***** MATERIAL

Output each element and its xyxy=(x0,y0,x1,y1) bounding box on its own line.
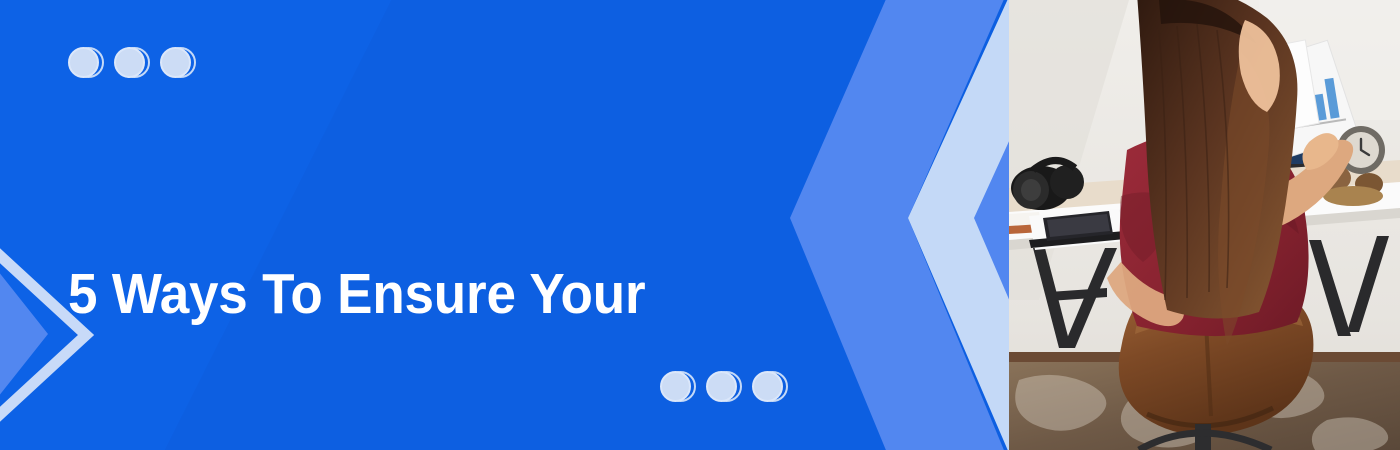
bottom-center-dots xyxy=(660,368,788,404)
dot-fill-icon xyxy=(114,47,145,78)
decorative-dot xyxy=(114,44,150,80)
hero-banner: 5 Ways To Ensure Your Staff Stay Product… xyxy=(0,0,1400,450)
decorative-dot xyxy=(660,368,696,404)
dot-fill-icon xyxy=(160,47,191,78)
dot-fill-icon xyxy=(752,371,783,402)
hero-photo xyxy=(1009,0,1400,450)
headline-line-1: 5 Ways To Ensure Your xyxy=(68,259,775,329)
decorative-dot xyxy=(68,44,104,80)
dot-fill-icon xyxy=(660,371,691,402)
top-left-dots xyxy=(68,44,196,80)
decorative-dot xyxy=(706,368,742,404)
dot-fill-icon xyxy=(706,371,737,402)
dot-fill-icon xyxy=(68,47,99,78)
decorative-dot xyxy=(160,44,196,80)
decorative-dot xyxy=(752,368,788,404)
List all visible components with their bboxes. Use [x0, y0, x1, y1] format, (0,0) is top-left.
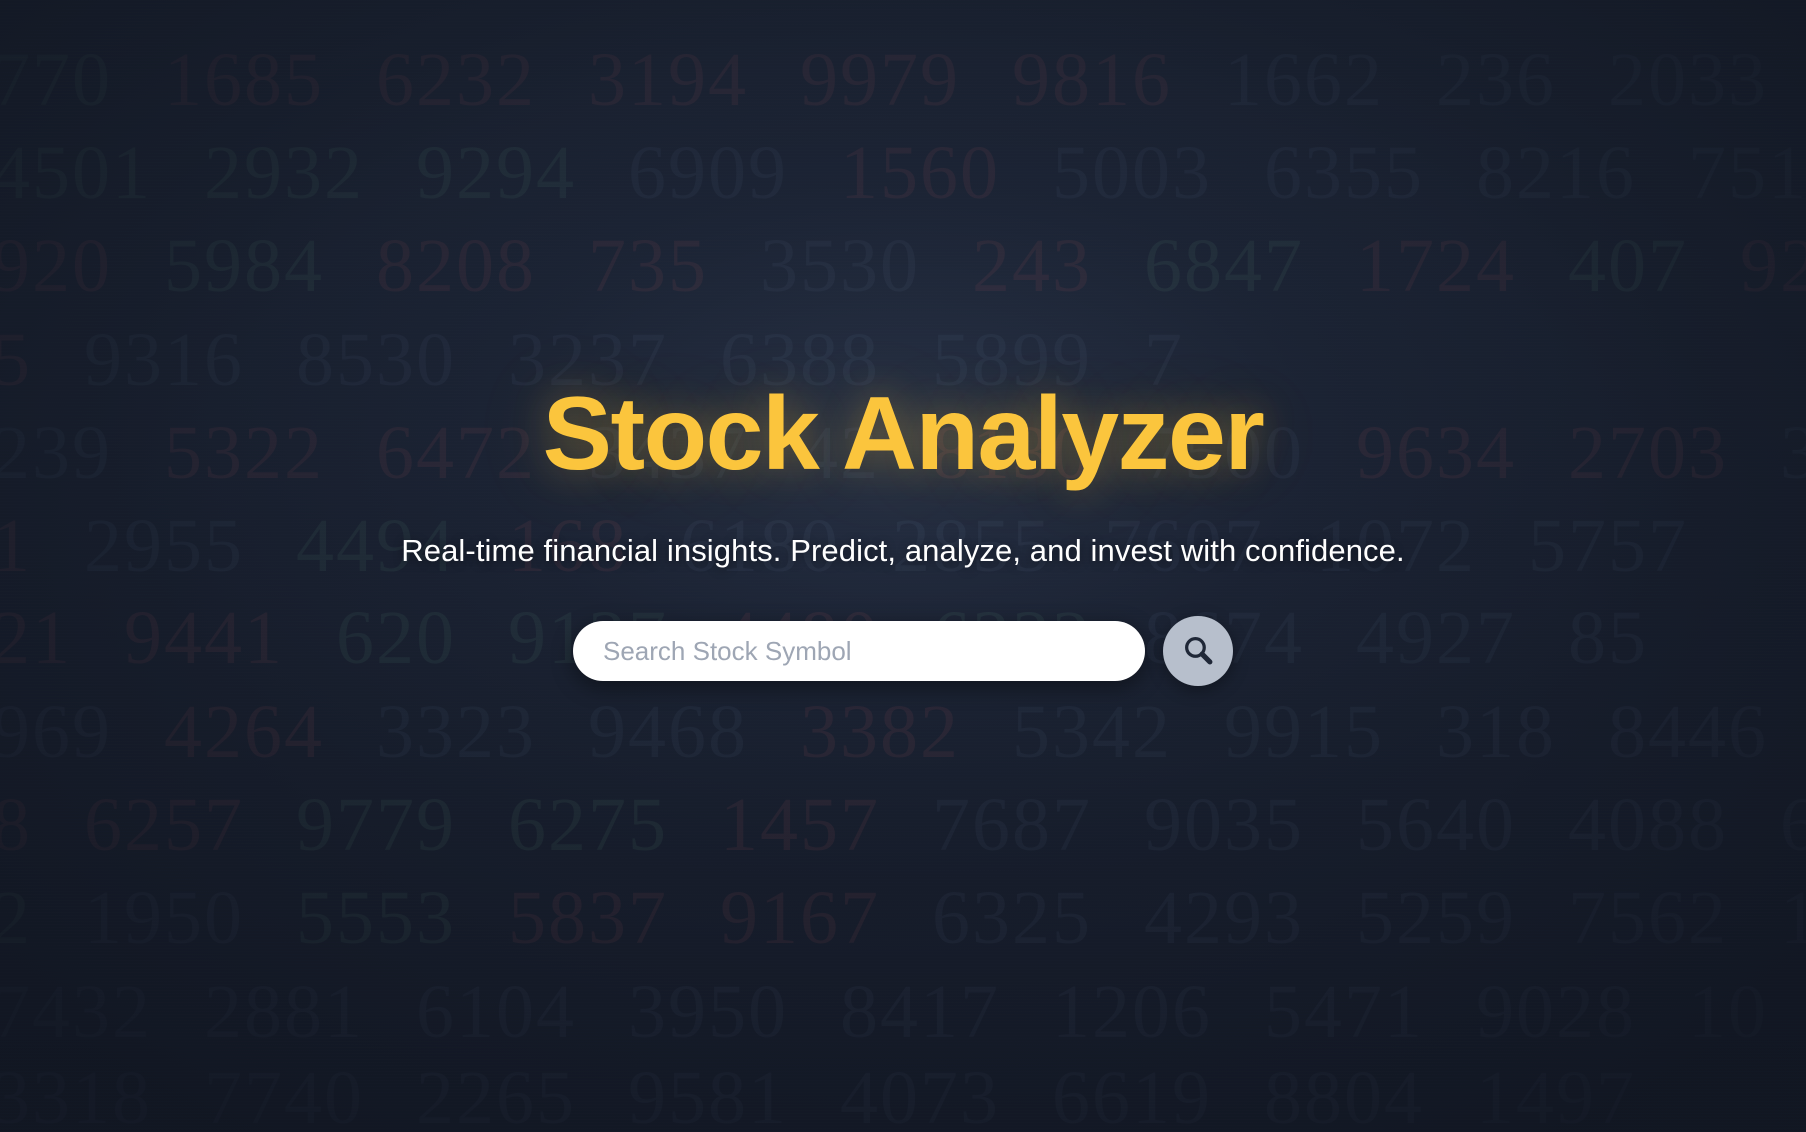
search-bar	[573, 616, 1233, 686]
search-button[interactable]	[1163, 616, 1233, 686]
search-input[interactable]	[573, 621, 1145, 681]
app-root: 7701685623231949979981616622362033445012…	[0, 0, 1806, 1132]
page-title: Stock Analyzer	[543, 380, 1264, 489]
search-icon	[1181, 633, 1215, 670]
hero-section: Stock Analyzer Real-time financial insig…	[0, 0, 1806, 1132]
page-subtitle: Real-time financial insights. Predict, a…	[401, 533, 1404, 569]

**********

* DIRECTIONS: Print the whole listing above verbatim, leaving out the pictures.

* COMPLETE OUTPUT:
Output each element and its xyxy=(x0,y0,x1,y1) bounding box on its own line.
bottom-center-dots xyxy=(660,368,788,404)
dot-fill-icon xyxy=(114,47,145,78)
decorative-dot xyxy=(114,44,150,80)
hero-banner: 5 Ways To Ensure Your Staff Stay Product… xyxy=(0,0,1400,450)
decorative-dot xyxy=(660,368,696,404)
dot-fill-icon xyxy=(160,47,191,78)
dot-fill-icon xyxy=(752,371,783,402)
hero-photo xyxy=(1009,0,1400,450)
headline-line-1: 5 Ways To Ensure Your xyxy=(68,259,775,329)
decorative-dot xyxy=(68,44,104,80)
dot-fill-icon xyxy=(660,371,691,402)
top-left-dots xyxy=(68,44,196,80)
decorative-dot xyxy=(706,368,742,404)
dot-fill-icon xyxy=(706,371,737,402)
dot-fill-icon xyxy=(68,47,99,78)
decorative-dot xyxy=(160,44,196,80)
decorative-dot xyxy=(752,368,788,404)
List all visible components with their bboxes. Use [x0, y0, x1, y1] format, (0,0) is top-left.
search-bar	[573, 616, 1233, 686]
search-button[interactable]	[1163, 616, 1233, 686]
search-input[interactable]	[573, 621, 1145, 681]
app-root: 7701685623231949979981616622362033445012…	[0, 0, 1806, 1132]
page-title: Stock Analyzer	[543, 380, 1264, 489]
search-icon	[1181, 633, 1215, 670]
hero-section: Stock Analyzer Real-time financial insig…	[0, 0, 1806, 1132]
page-subtitle: Real-time financial insights. Predict, a…	[401, 533, 1404, 569]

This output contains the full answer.